◆ GIVEN TASK ◆
Each entry needs to be restated exactly as written.

++++++++

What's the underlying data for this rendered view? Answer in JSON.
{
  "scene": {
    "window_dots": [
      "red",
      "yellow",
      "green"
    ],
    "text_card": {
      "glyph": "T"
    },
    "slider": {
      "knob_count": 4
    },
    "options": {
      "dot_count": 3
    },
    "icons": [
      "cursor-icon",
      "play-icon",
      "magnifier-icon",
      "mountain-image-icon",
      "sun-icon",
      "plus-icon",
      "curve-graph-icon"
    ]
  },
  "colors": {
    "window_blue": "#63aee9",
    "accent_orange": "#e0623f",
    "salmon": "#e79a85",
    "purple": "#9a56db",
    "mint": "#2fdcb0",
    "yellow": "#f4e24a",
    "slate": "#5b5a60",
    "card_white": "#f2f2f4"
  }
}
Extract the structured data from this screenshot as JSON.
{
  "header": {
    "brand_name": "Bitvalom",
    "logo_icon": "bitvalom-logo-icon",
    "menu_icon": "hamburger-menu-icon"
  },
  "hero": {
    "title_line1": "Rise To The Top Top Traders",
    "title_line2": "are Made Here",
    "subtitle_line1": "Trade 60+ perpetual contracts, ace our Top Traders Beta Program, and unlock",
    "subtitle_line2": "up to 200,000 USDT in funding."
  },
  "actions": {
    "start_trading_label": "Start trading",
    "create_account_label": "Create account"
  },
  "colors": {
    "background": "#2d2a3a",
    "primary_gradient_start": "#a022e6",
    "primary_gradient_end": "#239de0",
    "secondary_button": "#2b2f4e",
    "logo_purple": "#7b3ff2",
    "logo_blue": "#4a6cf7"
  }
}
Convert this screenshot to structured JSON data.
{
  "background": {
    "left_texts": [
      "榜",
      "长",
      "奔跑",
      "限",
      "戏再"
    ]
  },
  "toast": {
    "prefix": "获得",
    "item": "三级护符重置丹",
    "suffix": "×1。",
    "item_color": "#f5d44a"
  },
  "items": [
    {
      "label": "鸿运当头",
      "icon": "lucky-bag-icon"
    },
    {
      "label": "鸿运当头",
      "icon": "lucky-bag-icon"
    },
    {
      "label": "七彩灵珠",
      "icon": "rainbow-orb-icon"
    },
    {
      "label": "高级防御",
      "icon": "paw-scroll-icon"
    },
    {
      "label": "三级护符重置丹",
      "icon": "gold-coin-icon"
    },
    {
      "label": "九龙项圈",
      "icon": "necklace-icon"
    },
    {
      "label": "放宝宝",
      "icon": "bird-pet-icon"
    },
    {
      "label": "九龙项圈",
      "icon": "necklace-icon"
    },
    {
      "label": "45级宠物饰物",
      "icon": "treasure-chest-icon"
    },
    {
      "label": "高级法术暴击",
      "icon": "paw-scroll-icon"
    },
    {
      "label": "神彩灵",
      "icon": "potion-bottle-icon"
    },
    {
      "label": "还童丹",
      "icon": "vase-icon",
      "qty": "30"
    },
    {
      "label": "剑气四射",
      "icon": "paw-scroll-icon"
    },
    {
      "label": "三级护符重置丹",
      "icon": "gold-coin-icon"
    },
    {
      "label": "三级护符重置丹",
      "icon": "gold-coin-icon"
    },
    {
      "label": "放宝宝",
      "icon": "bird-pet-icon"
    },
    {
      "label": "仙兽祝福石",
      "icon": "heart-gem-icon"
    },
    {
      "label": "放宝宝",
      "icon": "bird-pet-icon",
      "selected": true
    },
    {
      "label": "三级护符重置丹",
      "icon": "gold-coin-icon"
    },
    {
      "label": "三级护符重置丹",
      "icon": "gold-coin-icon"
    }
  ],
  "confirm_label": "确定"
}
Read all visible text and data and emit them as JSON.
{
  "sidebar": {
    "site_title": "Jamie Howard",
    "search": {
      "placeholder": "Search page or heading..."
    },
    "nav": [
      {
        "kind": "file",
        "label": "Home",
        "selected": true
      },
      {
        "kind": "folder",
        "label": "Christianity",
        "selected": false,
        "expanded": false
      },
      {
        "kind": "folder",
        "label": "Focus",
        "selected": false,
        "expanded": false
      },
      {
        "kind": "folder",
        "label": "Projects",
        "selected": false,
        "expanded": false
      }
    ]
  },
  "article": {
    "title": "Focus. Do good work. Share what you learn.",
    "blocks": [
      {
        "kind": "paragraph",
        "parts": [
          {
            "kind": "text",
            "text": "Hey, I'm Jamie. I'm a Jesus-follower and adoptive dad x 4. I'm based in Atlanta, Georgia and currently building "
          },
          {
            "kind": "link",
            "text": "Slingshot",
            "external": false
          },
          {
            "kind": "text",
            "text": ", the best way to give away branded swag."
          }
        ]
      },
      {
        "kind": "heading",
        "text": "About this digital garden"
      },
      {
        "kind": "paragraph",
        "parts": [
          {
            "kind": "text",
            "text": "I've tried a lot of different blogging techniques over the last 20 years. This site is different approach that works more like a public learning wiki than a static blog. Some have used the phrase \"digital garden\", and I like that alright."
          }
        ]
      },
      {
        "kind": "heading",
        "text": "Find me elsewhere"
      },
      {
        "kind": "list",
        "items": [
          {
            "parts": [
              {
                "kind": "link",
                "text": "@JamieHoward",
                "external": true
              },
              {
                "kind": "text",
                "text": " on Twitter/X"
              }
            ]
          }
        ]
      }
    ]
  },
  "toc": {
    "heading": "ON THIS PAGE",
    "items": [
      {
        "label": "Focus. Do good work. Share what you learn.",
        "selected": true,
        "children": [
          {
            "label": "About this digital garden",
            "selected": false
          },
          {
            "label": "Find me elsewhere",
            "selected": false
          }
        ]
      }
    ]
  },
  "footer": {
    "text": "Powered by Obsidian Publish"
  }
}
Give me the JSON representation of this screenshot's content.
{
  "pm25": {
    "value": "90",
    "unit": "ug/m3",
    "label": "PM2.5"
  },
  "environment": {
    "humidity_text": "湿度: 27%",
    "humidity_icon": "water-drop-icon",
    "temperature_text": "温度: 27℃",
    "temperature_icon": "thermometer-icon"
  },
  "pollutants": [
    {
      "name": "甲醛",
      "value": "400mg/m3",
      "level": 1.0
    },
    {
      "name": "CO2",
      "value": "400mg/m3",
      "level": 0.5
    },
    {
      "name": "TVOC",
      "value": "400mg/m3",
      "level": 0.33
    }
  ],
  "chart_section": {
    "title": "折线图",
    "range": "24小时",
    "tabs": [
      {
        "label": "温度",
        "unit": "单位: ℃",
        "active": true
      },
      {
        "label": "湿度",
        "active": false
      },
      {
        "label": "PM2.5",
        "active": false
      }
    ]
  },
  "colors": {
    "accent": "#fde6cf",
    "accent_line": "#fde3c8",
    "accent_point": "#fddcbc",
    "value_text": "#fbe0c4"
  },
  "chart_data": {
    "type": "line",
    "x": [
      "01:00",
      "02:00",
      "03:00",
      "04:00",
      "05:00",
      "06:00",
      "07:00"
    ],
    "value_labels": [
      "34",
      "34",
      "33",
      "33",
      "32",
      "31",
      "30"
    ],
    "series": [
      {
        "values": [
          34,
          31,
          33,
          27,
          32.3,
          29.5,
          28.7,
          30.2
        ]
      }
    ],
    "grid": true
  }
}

++++++++

◆ FINAL ANSWER ◆
What's the underlying data for this rendered view? Answer in JSON.
{
  "scene": {
    "window_dots": [
      "red",
      "yellow",
      "green"
    ],
    "text_card": {
      "glyph": "T"
    },
    "slider": {
      "knob_count": 4
    },
    "options": {
      "dot_count": 3
    },
    "icons": [
      "cursor-icon",
      "play-icon",
      "magnifier-icon",
      "mountain-image-icon",
      "sun-icon",
      "plus-icon",
      "curve-graph-icon"
    ]
  },
  "colors": {
    "window_blue": "#63aee9",
    "accent_orange": "#e0623f",
    "salmon": "#e79a85",
    "purple": "#9a56db",
    "mint": "#2fdcb0",
    "yellow": "#f4e24a",
    "slate": "#5b5a60",
    "card_white": "#f2f2f4"
  }
}
Extract the structured data from this screenshot as JSON.
{
  "header": {
    "brand_name": "Bitvalom",
    "logo_icon": "bitvalom-logo-icon",
    "menu_icon": "hamburger-menu-icon"
  },
  "hero": {
    "title_line1": "Rise To The Top Top Traders",
    "title_line2": "are Made Here",
    "subtitle_line1": "Trade 60+ perpetual contracts, ace our Top Traders Beta Program, and unlock",
    "subtitle_line2": "up to 200,000 USDT in funding."
  },
  "actions": {
    "start_trading_label": "Start trading",
    "create_account_label": "Create account"
  },
  "colors": {
    "background": "#2d2a3a",
    "primary_gradient_start": "#a022e6",
    "primary_gradient_end": "#239de0",
    "secondary_button": "#2b2f4e",
    "logo_purple": "#7b3ff2",
    "logo_blue": "#4a6cf7"
  }
}
Convert this screenshot to structured JSON data.
{
  "background": {
    "left_texts": [
      "榜",
      "长",
      "奔跑",
      "限",
      "戏再"
    ]
  },
  "toast": {
    "prefix": "获得",
    "item": "三级护符重置丹",
    "suffix": "×1。",
    "item_color": "#f5d44a"
  },
  "items": [
    {
      "label": "鸿运当头",
      "icon": "lucky-bag-icon"
    },
    {
      "label": "鸿运当头",
      "icon": "lucky-bag-icon"
    },
    {
      "label": "七彩灵珠",
      "icon": "rainbow-orb-icon"
    },
    {
      "label": "高级防御",
      "icon": "paw-scroll-icon"
    },
    {
      "label": "三级护符重置丹",
      "icon": "gold-coin-icon"
    },
    {
      "label": "九龙项圈",
      "icon": "necklace-icon"
    },
    {
      "label": "放宝宝",
      "icon": "bird-pet-icon"
    },
    {
      "label": "九龙项圈",
      "icon": "necklace-icon"
    },
    {
      "label": "45级宠物饰物",
      "icon": "treasure-chest-icon"
    },
    {
      "label": "高级法术暴击",
      "icon": "paw-scroll-icon"
    },
    {
      "label": "神彩灵",
      "icon": "potion-bottle-icon"
    },
    {
      "label": "还童丹",
      "icon": "vase-icon",
      "qty": "30"
    },
    {
      "label": "剑气四射",
      "icon": "paw-scroll-icon"
    },
    {
      "label": "三级护符重置丹",
      "icon": "gold-coin-icon"
    },
    {
      "label": "三级护符重置丹",
      "icon": "gold-coin-icon"
    },
    {
      "label": "放宝宝",
      "icon": "bird-pet-icon"
    },
    {
      "label": "仙兽祝福石",
      "icon": "heart-gem-icon"
    },
    {
      "label": "放宝宝",
      "icon": "bird-pet-icon",
      "selected": true
    },
    {
      "label": "三级护符重置丹",
      "icon": "gold-coin-icon"
    },
    {
      "label": "三级护符重置丹",
      "icon": "gold-coin-icon"
    }
  ],
  "confirm_label": "确定"
}
Read all visible text and data and emit them as JSON.
{
  "sidebar": {
    "site_title": "Jamie Howard",
    "search": {
      "placeholder": "Search page or heading..."
    },
    "nav": [
      {
        "kind": "file",
        "label": "Home",
        "selected": true
      },
      {
        "kind": "folder",
        "label": "Christianity",
        "selected": false,
        "expanded": false
      },
      {
        "kind": "folder",
        "label": "Focus",
        "selected": false,
        "expanded": false
      },
      {
        "kind": "folder",
        "label": "Projects",
        "selected": false,
        "expanded": false
      }
    ]
  },
  "article": {
    "title": "Focus. Do good work. Share what you learn.",
    "blocks": [
      {
        "kind": "paragraph",
        "parts": [
          {
            "kind": "text",
            "text": "Hey, I'm Jamie. I'm a Jesus-follower and adoptive dad x 4. I'm based in Atlanta, Georgia and currently building "
          },
          {
            "kind": "link",
            "text": "Slingshot",
            "external": false
          },
          {
            "kind": "text",
            "text": ", the best way to give away branded swag."
          }
        ]
      },
      {
        "kind": "heading",
        "text": "About this digital garden"
      },
      {
        "kind": "paragraph",
        "parts": [
          {
            "kind": "text",
            "text": "I've tried a lot of different blogging techniques over the last 20 years. This site is different approach that works more like a public learning wiki than a static blog. Some have used the phrase \"digital garden\", and I like that alright."
          }
        ]
      },
      {
        "kind": "heading",
        "text": "Find me elsewhere"
      },
      {
        "kind": "list",
        "items": [
          {
            "parts": [
              {
                "kind": "link",
                "text": "@JamieHoward",
                "external": true
              },
              {
                "kind": "text",
                "text": " on Twitter/X"
              }
            ]
          }
        ]
      }
    ]
  },
  "toc": {
    "heading": "ON THIS PAGE",
    "items": [
      {
        "label": "Focus. Do good work. Share what you learn.",
        "selected": true,
        "children": [
          {
            "label": "About this digital garden",
            "selected": false
          },
          {
            "label": "Find me elsewhere",
            "selected": false
          }
        ]
      }
    ]
  },
  "footer": {
    "text": "Powered by Obsidian Publish"
  }
}
Give me the JSON representation of this screenshot's content.
{
  "pm25": {
    "value": "90",
    "unit": "ug/m3",
    "label": "PM2.5"
  },
  "environment": {
    "humidity_text": "湿度: 27%",
    "humidity_icon": "water-drop-icon",
    "temperature_text": "温度: 27℃",
    "temperature_icon": "thermometer-icon"
  },
  "pollutants": [
    {
      "name": "甲醛",
      "value": "400mg/m3",
      "level": 1.0
    },
    {
      "name": "CO2",
      "value": "400mg/m3",
      "level": 0.5
    },
    {
      "name": "TVOC",
      "value": "400mg/m3",
      "level": 0.33
    }
  ],
  "chart_section": {
    "title": "折线图",
    "range": "24小时",
    "tabs": [
      {
        "label": "温度",
        "unit": "单位: ℃",
        "active": true
      },
      {
        "label": "湿度",
        "active": false
      },
      {
        "label": "PM2.5",
        "active": false
      }
    ]
  },
  "colors": {
    "accent": "#fde6cf",
    "accent_line": "#fde3c8",
    "accent_point": "#fddcbc",
    "value_text": "#fbe0c4"
  },
  "chart_data": {
    "type": "line",
    "x": [
      "01:00",
      "02:00",
      "03:00",
      "04:00",
      "05:00",
      "06:00",
      "07:00"
    ],
    "value_labels": [
      "34",
      "34",
      "33",
      "33",
      "32",
      "31",
      "30"
    ],
    "series": [
      {
        "values": [
          34,
          31,
          33,
          27,
          32.3,
          29.5,
          28.7,
          30.2
        ]
      }
    ],
    "grid": true
  }
}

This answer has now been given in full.